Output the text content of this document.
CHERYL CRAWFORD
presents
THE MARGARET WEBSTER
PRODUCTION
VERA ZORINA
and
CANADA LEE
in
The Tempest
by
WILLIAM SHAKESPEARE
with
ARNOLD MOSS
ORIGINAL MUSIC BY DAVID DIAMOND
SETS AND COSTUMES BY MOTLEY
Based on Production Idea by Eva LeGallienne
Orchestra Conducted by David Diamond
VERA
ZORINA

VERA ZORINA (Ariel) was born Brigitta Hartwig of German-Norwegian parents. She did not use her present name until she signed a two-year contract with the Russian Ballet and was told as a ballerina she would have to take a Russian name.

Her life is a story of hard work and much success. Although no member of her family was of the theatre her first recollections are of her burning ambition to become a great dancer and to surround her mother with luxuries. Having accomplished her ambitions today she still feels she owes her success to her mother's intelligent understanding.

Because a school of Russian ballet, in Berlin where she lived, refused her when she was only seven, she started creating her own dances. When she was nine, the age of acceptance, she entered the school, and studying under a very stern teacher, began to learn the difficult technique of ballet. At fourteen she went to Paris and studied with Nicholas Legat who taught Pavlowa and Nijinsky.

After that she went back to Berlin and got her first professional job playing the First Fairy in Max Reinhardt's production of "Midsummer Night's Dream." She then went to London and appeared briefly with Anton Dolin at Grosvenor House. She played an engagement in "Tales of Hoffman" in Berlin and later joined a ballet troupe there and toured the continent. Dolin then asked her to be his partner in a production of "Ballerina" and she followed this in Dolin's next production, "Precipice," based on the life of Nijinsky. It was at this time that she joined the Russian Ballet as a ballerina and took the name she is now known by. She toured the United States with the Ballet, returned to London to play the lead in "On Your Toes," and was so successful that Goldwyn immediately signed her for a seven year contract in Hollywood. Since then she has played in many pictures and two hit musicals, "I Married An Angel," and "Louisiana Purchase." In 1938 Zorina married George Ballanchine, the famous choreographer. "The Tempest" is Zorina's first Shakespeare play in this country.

What is being asked: Your task is to reproduce the whole listing exactly.

Answer in full:
Output the text content of this document.
CHERYL CRAWFORD
presents
THE MARGARET WEBSTER
PRODUCTION
VERA ZORINA
and
CANADA LEE
in
The Tempest
by
WILLIAM SHAKESPEARE
with
ARNOLD MOSS
ORIGINAL MUSIC BY DAVID DIAMOND
SETS AND COSTUMES BY MOTLEY
Based on Production Idea by Eva LeGallienne
Orchestra Conducted by David Diamond
VERA
ZORINA

VERA ZORINA (Ariel) was born Brigitta Hartwig of German-Norwegian parents. She did not use her present name until she signed a two-year contract with the Russian Ballet and was told as a ballerina she would have to take a Russian name.

Her life is a story of hard work and much success. Although no member of her family was of the theatre her first recollections are of her burning ambition to become a great dancer and to surround her mother with luxuries. Having accomplished her ambitions today she still feels she owes her success to her mother's intelligent understanding.

Because a school of Russian ballet, in Berlin where she lived, refused her when she was only seven, she started creating her own dances. When she was nine, the age of acceptance, she entered the school, and studying under a very stern teacher, began to learn the difficult technique of ballet. At fourteen she went to Paris and studied with Nicholas Legat who taught Pavlowa and Nijinsky.

After that she went back to Berlin and got her first professional job playing the First Fairy in Max Reinhardt's production of "Midsummer Night's Dream." She then went to London and appeared briefly with Anton Dolin at Grosvenor House. She played an engagement in "Tales of Hoffman" in Berlin and later joined a ballet troupe there and toured the continent. Dolin then asked her to be his partner in a production of "Ballerina" and she followed this in Dolin's next production, "Precipice," based on the life of Nijinsky. It was at this time that she joined the Russian Ballet as a ballerina and took the name she is now known by. She toured the United States with the Ballet, returned to London to play the lead in "On Your Toes," and was so successful that Goldwyn immediately signed her for a seven year contract in Hollywood. Since then she has played in many pictures and two hit musicals, "I Married An Angel," and "Louisiana Purchase." In 1938 Zorina married George Ballanchine, the famous choreographer. "The Tempest" is Zorina's first Shakespeare play in this country.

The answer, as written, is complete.